INSTRUCTIONS TO FOLLOW
Every record below should be transcribed exactly. Omit the images.

----- DATA EXTRACT

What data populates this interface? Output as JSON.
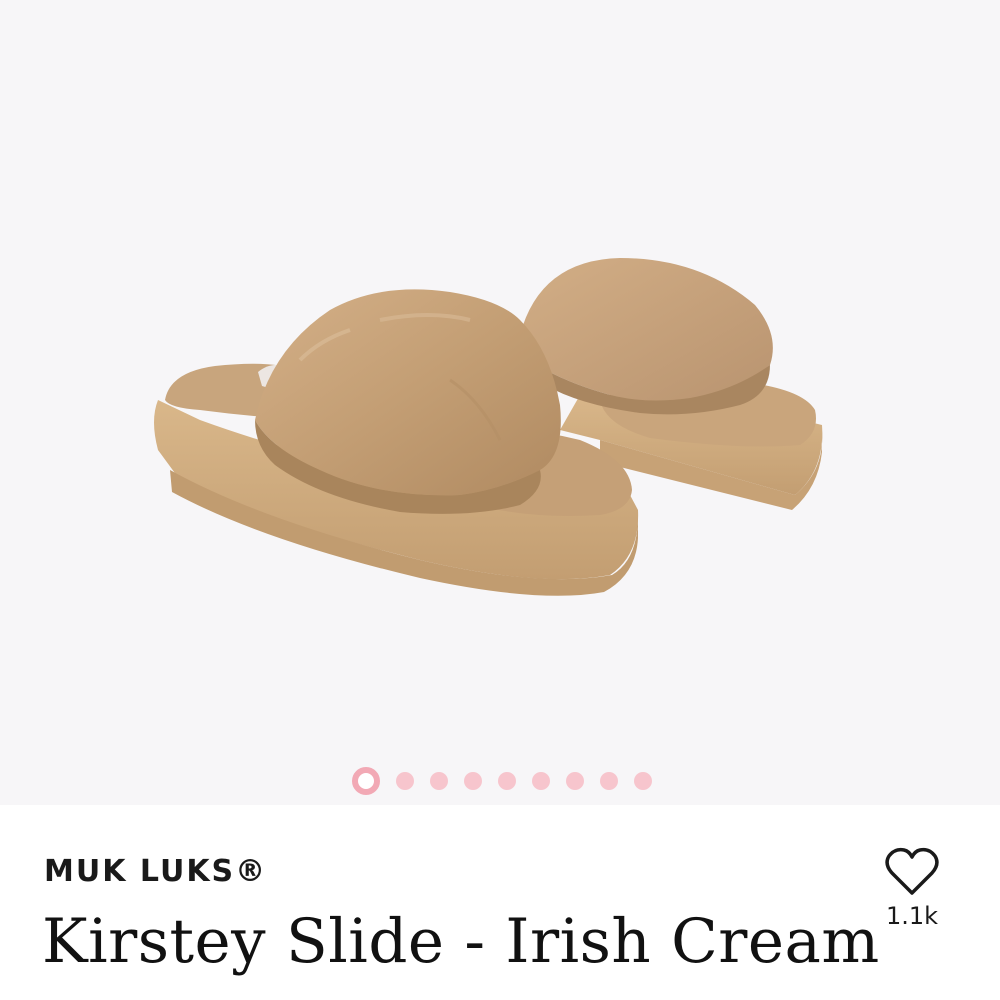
{
  "product": {
    "brand": "MUK LUKS®",
    "title": "Kirstey Slide - Irish Cream",
    "likes": "1.1k"
  },
  "gallery": {
    "image_count": 9,
    "active_index": 0
  },
  "icons": {
    "like": "heart-outline-icon"
  },
  "colors": {
    "gallery_background": "#f7f6f8",
    "dot": "#f7c5cd",
    "dot_active": "#f2a9b5",
    "text": "#111111",
    "fur": "#c9a57b",
    "sole": "#d1ad80"
  }
}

----------

RIGHT ANSWER
What data populates this interface? Output as JSON.
{
  "product": {
    "brand": "MUK LUKS®",
    "title": "Kirstey Slide - Irish Cream",
    "likes": "1.1k"
  },
  "gallery": {
    "image_count": 9,
    "active_index": 0
  },
  "icons": {
    "like": "heart-outline-icon"
  },
  "colors": {
    "gallery_background": "#f7f6f8",
    "dot": "#f7c5cd",
    "dot_active": "#f2a9b5",
    "text": "#111111",
    "fur": "#c9a57b",
    "sole": "#d1ad80"
  }
}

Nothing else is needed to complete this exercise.